▶ [Exercise instructions]:
Print the whole listing exactly.

▶ [Stored data]:
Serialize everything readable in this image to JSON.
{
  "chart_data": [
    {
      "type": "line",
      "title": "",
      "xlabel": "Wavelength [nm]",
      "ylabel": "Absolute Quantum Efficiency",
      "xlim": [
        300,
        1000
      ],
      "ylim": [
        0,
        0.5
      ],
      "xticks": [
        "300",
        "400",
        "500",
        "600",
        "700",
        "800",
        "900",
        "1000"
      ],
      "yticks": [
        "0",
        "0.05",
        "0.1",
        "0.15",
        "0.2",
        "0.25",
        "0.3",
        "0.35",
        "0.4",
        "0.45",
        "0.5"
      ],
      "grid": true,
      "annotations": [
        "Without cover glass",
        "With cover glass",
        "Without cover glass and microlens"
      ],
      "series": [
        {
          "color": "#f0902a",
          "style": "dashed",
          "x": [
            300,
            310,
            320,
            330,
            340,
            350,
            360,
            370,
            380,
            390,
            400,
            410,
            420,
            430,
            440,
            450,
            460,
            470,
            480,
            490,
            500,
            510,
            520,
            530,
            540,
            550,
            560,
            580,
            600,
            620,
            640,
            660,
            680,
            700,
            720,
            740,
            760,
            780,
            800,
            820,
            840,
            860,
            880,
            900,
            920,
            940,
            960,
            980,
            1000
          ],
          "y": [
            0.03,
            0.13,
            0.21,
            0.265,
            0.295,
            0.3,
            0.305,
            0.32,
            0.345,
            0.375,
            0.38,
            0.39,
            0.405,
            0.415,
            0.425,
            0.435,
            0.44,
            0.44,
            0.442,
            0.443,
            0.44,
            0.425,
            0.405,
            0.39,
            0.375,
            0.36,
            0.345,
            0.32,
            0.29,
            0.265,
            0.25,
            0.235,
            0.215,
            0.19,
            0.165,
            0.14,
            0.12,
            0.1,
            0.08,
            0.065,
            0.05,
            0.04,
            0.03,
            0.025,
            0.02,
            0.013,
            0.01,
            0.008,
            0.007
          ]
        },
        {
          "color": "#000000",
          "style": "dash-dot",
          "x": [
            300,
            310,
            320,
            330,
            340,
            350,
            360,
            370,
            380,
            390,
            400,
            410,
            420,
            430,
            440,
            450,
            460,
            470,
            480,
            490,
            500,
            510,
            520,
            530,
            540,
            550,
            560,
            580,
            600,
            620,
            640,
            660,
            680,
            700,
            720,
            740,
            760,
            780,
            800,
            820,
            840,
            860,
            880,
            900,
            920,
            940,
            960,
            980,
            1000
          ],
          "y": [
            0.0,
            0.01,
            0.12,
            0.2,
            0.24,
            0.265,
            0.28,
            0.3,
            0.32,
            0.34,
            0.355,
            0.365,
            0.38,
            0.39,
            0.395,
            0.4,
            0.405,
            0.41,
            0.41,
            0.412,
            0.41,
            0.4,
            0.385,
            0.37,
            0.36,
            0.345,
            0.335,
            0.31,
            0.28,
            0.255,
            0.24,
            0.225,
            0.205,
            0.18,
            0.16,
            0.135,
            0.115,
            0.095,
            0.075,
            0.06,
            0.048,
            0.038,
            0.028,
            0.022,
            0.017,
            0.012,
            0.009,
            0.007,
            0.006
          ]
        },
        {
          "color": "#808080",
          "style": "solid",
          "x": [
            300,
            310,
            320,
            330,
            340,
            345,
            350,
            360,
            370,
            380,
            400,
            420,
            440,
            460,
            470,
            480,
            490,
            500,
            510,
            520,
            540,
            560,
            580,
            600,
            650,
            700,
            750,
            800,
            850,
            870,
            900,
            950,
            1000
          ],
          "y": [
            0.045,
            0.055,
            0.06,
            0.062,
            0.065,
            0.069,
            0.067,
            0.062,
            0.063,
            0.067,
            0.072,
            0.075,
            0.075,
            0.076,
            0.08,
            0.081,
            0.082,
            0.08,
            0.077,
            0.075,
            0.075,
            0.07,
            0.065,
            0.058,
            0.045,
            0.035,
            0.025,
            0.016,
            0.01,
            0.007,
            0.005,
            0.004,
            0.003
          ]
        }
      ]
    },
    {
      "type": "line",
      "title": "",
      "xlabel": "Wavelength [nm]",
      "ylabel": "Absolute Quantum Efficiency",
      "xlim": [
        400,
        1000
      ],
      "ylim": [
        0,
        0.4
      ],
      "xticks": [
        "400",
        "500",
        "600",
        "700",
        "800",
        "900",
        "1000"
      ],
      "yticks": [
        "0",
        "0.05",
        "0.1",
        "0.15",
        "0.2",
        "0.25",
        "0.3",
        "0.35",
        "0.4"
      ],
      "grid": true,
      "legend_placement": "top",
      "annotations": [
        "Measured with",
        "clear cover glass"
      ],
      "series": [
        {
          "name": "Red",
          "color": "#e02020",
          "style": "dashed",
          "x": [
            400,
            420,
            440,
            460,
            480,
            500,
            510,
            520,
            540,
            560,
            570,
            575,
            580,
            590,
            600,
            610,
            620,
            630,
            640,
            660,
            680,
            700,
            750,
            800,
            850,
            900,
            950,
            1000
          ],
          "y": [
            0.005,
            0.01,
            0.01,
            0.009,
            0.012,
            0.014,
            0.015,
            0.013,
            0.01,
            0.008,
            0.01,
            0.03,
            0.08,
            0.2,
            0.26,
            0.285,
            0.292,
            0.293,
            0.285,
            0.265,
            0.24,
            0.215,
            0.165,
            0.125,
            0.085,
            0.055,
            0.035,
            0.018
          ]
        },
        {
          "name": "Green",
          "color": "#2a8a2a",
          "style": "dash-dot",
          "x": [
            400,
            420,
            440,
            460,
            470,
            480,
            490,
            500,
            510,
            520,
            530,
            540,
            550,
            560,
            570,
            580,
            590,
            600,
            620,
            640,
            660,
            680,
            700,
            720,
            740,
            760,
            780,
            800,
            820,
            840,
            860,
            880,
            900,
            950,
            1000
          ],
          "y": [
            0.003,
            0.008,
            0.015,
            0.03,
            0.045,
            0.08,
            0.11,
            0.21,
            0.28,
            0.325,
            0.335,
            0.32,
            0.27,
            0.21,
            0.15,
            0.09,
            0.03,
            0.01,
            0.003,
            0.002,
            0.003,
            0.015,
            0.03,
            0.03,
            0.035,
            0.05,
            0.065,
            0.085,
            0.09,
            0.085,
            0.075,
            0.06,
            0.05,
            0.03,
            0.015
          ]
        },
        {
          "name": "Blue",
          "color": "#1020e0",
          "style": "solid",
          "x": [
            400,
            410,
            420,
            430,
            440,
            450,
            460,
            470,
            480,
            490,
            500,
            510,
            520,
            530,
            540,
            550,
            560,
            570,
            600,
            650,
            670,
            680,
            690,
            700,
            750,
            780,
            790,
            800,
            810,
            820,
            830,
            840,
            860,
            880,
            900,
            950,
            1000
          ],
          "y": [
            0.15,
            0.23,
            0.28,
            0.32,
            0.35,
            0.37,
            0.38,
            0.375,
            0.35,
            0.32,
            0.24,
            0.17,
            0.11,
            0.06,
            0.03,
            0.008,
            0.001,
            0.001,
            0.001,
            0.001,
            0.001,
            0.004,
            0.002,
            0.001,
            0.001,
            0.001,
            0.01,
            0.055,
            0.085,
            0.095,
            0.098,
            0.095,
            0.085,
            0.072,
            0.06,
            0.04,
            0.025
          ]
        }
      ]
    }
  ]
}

▶ [The response]:
Serialize everything readable in this image to JSON.
{
  "chart_data": [
    {
      "type": "line",
      "title": "",
      "xlabel": "Wavelength [nm]",
      "ylabel": "Absolute Quantum Efficiency",
      "xlim": [
        300,
        1000
      ],
      "ylim": [
        0,
        0.5
      ],
      "xticks": [
        "300",
        "400",
        "500",
        "600",
        "700",
        "800",
        "900",
        "1000"
      ],
      "yticks": [
        "0",
        "0.05",
        "0.1",
        "0.15",
        "0.2",
        "0.25",
        "0.3",
        "0.35",
        "0.4",
        "0.45",
        "0.5"
      ],
      "grid": true,
      "annotations": [
        "Without cover glass",
        "With cover glass",
        "Without cover glass and microlens"
      ],
      "series": [
        {
          "color": "#f0902a",
          "style": "dashed",
          "x": [
            300,
            310,
            320,
            330,
            340,
            350,
            360,
            370,
            380,
            390,
            400,
            410,
            420,
            430,
            440,
            450,
            460,
            470,
            480,
            490,
            500,
            510,
            520,
            530,
            540,
            550,
            560,
            580,
            600,
            620,
            640,
            660,
            680,
            700,
            720,
            740,
            760,
            780,
            800,
            820,
            840,
            860,
            880,
            900,
            920,
            940,
            960,
            980,
            1000
          ],
          "y": [
            0.03,
            0.13,
            0.21,
            0.265,
            0.295,
            0.3,
            0.305,
            0.32,
            0.345,
            0.375,
            0.38,
            0.39,
            0.405,
            0.415,
            0.425,
            0.435,
            0.44,
            0.44,
            0.442,
            0.443,
            0.44,
            0.425,
            0.405,
            0.39,
            0.375,
            0.36,
            0.345,
            0.32,
            0.29,
            0.265,
            0.25,
            0.235,
            0.215,
            0.19,
            0.165,
            0.14,
            0.12,
            0.1,
            0.08,
            0.065,
            0.05,
            0.04,
            0.03,
            0.025,
            0.02,
            0.013,
            0.01,
            0.008,
            0.007
          ]
        },
        {
          "color": "#000000",
          "style": "dash-dot",
          "x": [
            300,
            310,
            320,
            330,
            340,
            350,
            360,
            370,
            380,
            390,
            400,
            410,
            420,
            430,
            440,
            450,
            460,
            470,
            480,
            490,
            500,
            510,
            520,
            530,
            540,
            550,
            560,
            580,
            600,
            620,
            640,
            660,
            680,
            700,
            720,
            740,
            760,
            780,
            800,
            820,
            840,
            860,
            880,
            900,
            920,
            940,
            960,
            980,
            1000
          ],
          "y": [
            0.0,
            0.01,
            0.12,
            0.2,
            0.24,
            0.265,
            0.28,
            0.3,
            0.32,
            0.34,
            0.355,
            0.365,
            0.38,
            0.39,
            0.395,
            0.4,
            0.405,
            0.41,
            0.41,
            0.412,
            0.41,
            0.4,
            0.385,
            0.37,
            0.36,
            0.345,
            0.335,
            0.31,
            0.28,
            0.255,
            0.24,
            0.225,
            0.205,
            0.18,
            0.16,
            0.135,
            0.115,
            0.095,
            0.075,
            0.06,
            0.048,
            0.038,
            0.028,
            0.022,
            0.017,
            0.012,
            0.009,
            0.007,
            0.006
          ]
        },
        {
          "color": "#808080",
          "style": "solid",
          "x": [
            300,
            310,
            320,
            330,
            340,
            345,
            350,
            360,
            370,
            380,
            400,
            420,
            440,
            460,
            470,
            480,
            490,
            500,
            510,
            520,
            540,
            560,
            580,
            600,
            650,
            700,
            750,
            800,
            850,
            870,
            900,
            950,
            1000
          ],
          "y": [
            0.045,
            0.055,
            0.06,
            0.062,
            0.065,
            0.069,
            0.067,
            0.062,
            0.063,
            0.067,
            0.072,
            0.075,
            0.075,
            0.076,
            0.08,
            0.081,
            0.082,
            0.08,
            0.077,
            0.075,
            0.075,
            0.07,
            0.065,
            0.058,
            0.045,
            0.035,
            0.025,
            0.016,
            0.01,
            0.007,
            0.005,
            0.004,
            0.003
          ]
        }
      ]
    },
    {
      "type": "line",
      "title": "",
      "xlabel": "Wavelength [nm]",
      "ylabel": "Absolute Quantum Efficiency",
      "xlim": [
        400,
        1000
      ],
      "ylim": [
        0,
        0.4
      ],
      "xticks": [
        "400",
        "500",
        "600",
        "700",
        "800",
        "900",
        "1000"
      ],
      "yticks": [
        "0",
        "0.05",
        "0.1",
        "0.15",
        "0.2",
        "0.25",
        "0.3",
        "0.35",
        "0.4"
      ],
      "grid": true,
      "legend_placement": "top",
      "annotations": [
        "Measured with",
        "clear cover glass"
      ],
      "series": [
        {
          "name": "Red",
          "color": "#e02020",
          "style": "dashed",
          "x": [
            400,
            420,
            440,
            460,
            480,
            500,
            510,
            520,
            540,
            560,
            570,
            575,
            580,
            590,
            600,
            610,
            620,
            630,
            640,
            660,
            680,
            700,
            750,
            800,
            850,
            900,
            950,
            1000
          ],
          "y": [
            0.005,
            0.01,
            0.01,
            0.009,
            0.012,
            0.014,
            0.015,
            0.013,
            0.01,
            0.008,
            0.01,
            0.03,
            0.08,
            0.2,
            0.26,
            0.285,
            0.292,
            0.293,
            0.285,
            0.265,
            0.24,
            0.215,
            0.165,
            0.125,
            0.085,
            0.055,
            0.035,
            0.018
          ]
        },
        {
          "name": "Green",
          "color": "#2a8a2a",
          "style": "dash-dot",
          "x": [
            400,
            420,
            440,
            460,
            470,
            480,
            490,
            500,
            510,
            520,
            530,
            540,
            550,
            560,
            570,
            580,
            590,
            600,
            620,
            640,
            660,
            680,
            700,
            720,
            740,
            760,
            780,
            800,
            820,
            840,
            860,
            880,
            900,
            950,
            1000
          ],
          "y": [
            0.003,
            0.008,
            0.015,
            0.03,
            0.045,
            0.08,
            0.11,
            0.21,
            0.28,
            0.325,
            0.335,
            0.32,
            0.27,
            0.21,
            0.15,
            0.09,
            0.03,
            0.01,
            0.003,
            0.002,
            0.003,
            0.015,
            0.03,
            0.03,
            0.035,
            0.05,
            0.065,
            0.085,
            0.09,
            0.085,
            0.075,
            0.06,
            0.05,
            0.03,
            0.015
          ]
        },
        {
          "name": "Blue",
          "color": "#1020e0",
          "style": "solid",
          "x": [
            400,
            410,
            420,
            430,
            440,
            450,
            460,
            470,
            480,
            490,
            500,
            510,
            520,
            530,
            540,
            550,
            560,
            570,
            600,
            650,
            670,
            680,
            690,
            700,
            750,
            780,
            790,
            800,
            810,
            820,
            830,
            840,
            860,
            880,
            900,
            950,
            1000
          ],
          "y": [
            0.15,
            0.23,
            0.28,
            0.32,
            0.35,
            0.37,
            0.38,
            0.375,
            0.35,
            0.32,
            0.24,
            0.17,
            0.11,
            0.06,
            0.03,
            0.008,
            0.001,
            0.001,
            0.001,
            0.001,
            0.001,
            0.004,
            0.002,
            0.001,
            0.001,
            0.001,
            0.01,
            0.055,
            0.085,
            0.095,
            0.098,
            0.095,
            0.085,
            0.072,
            0.06,
            0.04,
            0.025
          ]
        }
      ]
    }
  ]
}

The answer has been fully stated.